(Data records)
====
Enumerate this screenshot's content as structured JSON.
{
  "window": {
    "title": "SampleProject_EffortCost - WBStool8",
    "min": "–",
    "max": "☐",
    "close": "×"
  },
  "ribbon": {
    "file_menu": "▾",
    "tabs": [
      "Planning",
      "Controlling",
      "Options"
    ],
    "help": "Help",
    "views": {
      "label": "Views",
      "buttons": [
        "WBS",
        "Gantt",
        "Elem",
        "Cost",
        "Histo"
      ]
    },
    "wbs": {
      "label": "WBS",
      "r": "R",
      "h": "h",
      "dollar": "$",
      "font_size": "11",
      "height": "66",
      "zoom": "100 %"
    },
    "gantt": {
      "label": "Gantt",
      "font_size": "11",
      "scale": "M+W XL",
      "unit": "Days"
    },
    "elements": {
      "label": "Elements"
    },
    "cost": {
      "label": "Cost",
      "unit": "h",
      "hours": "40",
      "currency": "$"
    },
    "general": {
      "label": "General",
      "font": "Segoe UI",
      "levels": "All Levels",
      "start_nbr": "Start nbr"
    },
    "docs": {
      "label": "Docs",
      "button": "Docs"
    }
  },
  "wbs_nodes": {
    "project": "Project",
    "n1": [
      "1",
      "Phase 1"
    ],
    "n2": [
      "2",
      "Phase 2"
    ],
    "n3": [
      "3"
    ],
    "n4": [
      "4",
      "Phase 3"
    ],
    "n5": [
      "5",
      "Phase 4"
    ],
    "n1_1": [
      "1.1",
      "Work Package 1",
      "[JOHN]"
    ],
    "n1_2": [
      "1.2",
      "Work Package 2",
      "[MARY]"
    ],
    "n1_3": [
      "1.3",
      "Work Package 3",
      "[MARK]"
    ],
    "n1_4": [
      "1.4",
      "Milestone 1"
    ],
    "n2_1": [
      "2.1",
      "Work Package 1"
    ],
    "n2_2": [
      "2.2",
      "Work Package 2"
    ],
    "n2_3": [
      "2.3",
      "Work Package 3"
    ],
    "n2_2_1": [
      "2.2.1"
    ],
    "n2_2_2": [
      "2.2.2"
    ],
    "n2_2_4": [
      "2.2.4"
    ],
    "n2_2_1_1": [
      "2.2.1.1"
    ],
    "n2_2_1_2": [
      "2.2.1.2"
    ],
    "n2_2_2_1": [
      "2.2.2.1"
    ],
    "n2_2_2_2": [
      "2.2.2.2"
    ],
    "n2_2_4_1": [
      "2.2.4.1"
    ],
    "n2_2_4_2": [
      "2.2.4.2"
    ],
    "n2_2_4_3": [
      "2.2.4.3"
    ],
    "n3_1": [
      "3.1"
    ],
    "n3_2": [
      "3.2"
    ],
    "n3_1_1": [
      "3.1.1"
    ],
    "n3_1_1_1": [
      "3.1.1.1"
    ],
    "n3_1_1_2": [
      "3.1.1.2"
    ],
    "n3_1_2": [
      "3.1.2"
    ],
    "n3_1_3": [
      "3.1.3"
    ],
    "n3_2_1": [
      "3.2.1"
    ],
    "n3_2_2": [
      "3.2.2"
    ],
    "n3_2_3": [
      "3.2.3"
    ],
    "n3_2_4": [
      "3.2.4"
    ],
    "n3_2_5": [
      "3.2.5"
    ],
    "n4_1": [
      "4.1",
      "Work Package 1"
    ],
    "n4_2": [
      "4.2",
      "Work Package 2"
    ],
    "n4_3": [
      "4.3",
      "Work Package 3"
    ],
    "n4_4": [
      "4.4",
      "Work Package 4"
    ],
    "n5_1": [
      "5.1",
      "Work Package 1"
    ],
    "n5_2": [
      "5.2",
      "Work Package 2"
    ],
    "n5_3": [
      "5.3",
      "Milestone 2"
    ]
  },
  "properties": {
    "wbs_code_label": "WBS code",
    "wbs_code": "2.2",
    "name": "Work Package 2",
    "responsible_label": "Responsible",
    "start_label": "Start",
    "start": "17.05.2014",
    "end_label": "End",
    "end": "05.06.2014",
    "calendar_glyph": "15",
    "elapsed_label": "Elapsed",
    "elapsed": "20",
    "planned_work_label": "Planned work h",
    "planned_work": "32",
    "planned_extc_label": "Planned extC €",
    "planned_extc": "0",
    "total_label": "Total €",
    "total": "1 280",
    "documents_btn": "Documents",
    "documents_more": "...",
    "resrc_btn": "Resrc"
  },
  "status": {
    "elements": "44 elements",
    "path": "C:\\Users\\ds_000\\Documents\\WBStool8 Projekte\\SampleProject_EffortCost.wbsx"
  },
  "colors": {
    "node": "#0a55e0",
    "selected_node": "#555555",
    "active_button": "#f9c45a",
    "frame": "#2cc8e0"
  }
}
====
● Set task:
Would you copy out each line exactly as written?

● The solution:
Enumerate this screenshot's content as structured JSON.
{
  "window": {
    "title": "SampleProject_EffortCost - WBStool8",
    "min": "–",
    "max": "☐",
    "close": "×"
  },
  "ribbon": {
    "file_menu": "▾",
    "tabs": [
      "Planning",
      "Controlling",
      "Options"
    ],
    "help": "Help",
    "views": {
      "label": "Views",
      "buttons": [
        "WBS",
        "Gantt",
        "Elem",
        "Cost",
        "Histo"
      ]
    },
    "wbs": {
      "label": "WBS",
      "r": "R",
      "h": "h",
      "dollar": "$",
      "font_size": "11",
      "height": "66",
      "zoom": "100 %"
    },
    "gantt": {
      "label": "Gantt",
      "font_size": "11",
      "scale": "M+W XL",
      "unit": "Days"
    },
    "elements": {
      "label": "Elements"
    },
    "cost": {
      "label": "Cost",
      "unit": "h",
      "hours": "40",
      "currency": "$"
    },
    "general": {
      "label": "General",
      "font": "Segoe UI",
      "levels": "All Levels",
      "start_nbr": "Start nbr"
    },
    "docs": {
      "label": "Docs",
      "button": "Docs"
    }
  },
  "wbs_nodes": {
    "project": "Project",
    "n1": [
      "1",
      "Phase 1"
    ],
    "n2": [
      "2",
      "Phase 2"
    ],
    "n3": [
      "3"
    ],
    "n4": [
      "4",
      "Phase 3"
    ],
    "n5": [
      "5",
      "Phase 4"
    ],
    "n1_1": [
      "1.1",
      "Work Package 1",
      "[JOHN]"
    ],
    "n1_2": [
      "1.2",
      "Work Package 2",
      "[MARY]"
    ],
    "n1_3": [
      "1.3",
      "Work Package 3",
      "[MARK]"
    ],
    "n1_4": [
      "1.4",
      "Milestone 1"
    ],
    "n2_1": [
      "2.1",
      "Work Package 1"
    ],
    "n2_2": [
      "2.2",
      "Work Package 2"
    ],
    "n2_3": [
      "2.3",
      "Work Package 3"
    ],
    "n2_2_1": [
      "2.2.1"
    ],
    "n2_2_2": [
      "2.2.2"
    ],
    "n2_2_4": [
      "2.2.4"
    ],
    "n2_2_1_1": [
      "2.2.1.1"
    ],
    "n2_2_1_2": [
      "2.2.1.2"
    ],
    "n2_2_2_1": [
      "2.2.2.1"
    ],
    "n2_2_2_2": [
      "2.2.2.2"
    ],
    "n2_2_4_1": [
      "2.2.4.1"
    ],
    "n2_2_4_2": [
      "2.2.4.2"
    ],
    "n2_2_4_3": [
      "2.2.4.3"
    ],
    "n3_1": [
      "3.1"
    ],
    "n3_2": [
      "3.2"
    ],
    "n3_1_1": [
      "3.1.1"
    ],
    "n3_1_1_1": [
      "3.1.1.1"
    ],
    "n3_1_1_2": [
      "3.1.1.2"
    ],
    "n3_1_2": [
      "3.1.2"
    ],
    "n3_1_3": [
      "3.1.3"
    ],
    "n3_2_1": [
      "3.2.1"
    ],
    "n3_2_2": [
      "3.2.2"
    ],
    "n3_2_3": [
      "3.2.3"
    ],
    "n3_2_4": [
      "3.2.4"
    ],
    "n3_2_5": [
      "3.2.5"
    ],
    "n4_1": [
      "4.1",
      "Work Package 1"
    ],
    "n4_2": [
      "4.2",
      "Work Package 2"
    ],
    "n4_3": [
      "4.3",
      "Work Package 3"
    ],
    "n4_4": [
      "4.4",
      "Work Package 4"
    ],
    "n5_1": [
      "5.1",
      "Work Package 1"
    ],
    "n5_2": [
      "5.2",
      "Work Package 2"
    ],
    "n5_3": [
      "5.3",
      "Milestone 2"
    ]
  },
  "properties": {
    "wbs_code_label": "WBS code",
    "wbs_code": "2.2",
    "name": "Work Package 2",
    "responsible_label": "Responsible",
    "start_label": "Start",
    "start": "17.05.2014",
    "end_label": "End",
    "end": "05.06.2014",
    "calendar_glyph": "15",
    "elapsed_label": "Elapsed",
    "elapsed": "20",
    "planned_work_label": "Planned work h",
    "planned_work": "32",
    "planned_extc_label": "Planned extC €",
    "planned_extc": "0",
    "total_label": "Total €",
    "total": "1 280",
    "documents_btn": "Documents",
    "documents_more": "...",
    "resrc_btn": "Resrc"
  },
  "status": {
    "elements": "44 elements",
    "path": "C:\\Users\\ds_000\\Documents\\WBStool8 Projekte\\SampleProject_EffortCost.wbsx"
  },
  "colors": {
    "node": "#0a55e0",
    "selected_node": "#555555",
    "active_button": "#f9c45a",
    "frame": "#2cc8e0"
  }
}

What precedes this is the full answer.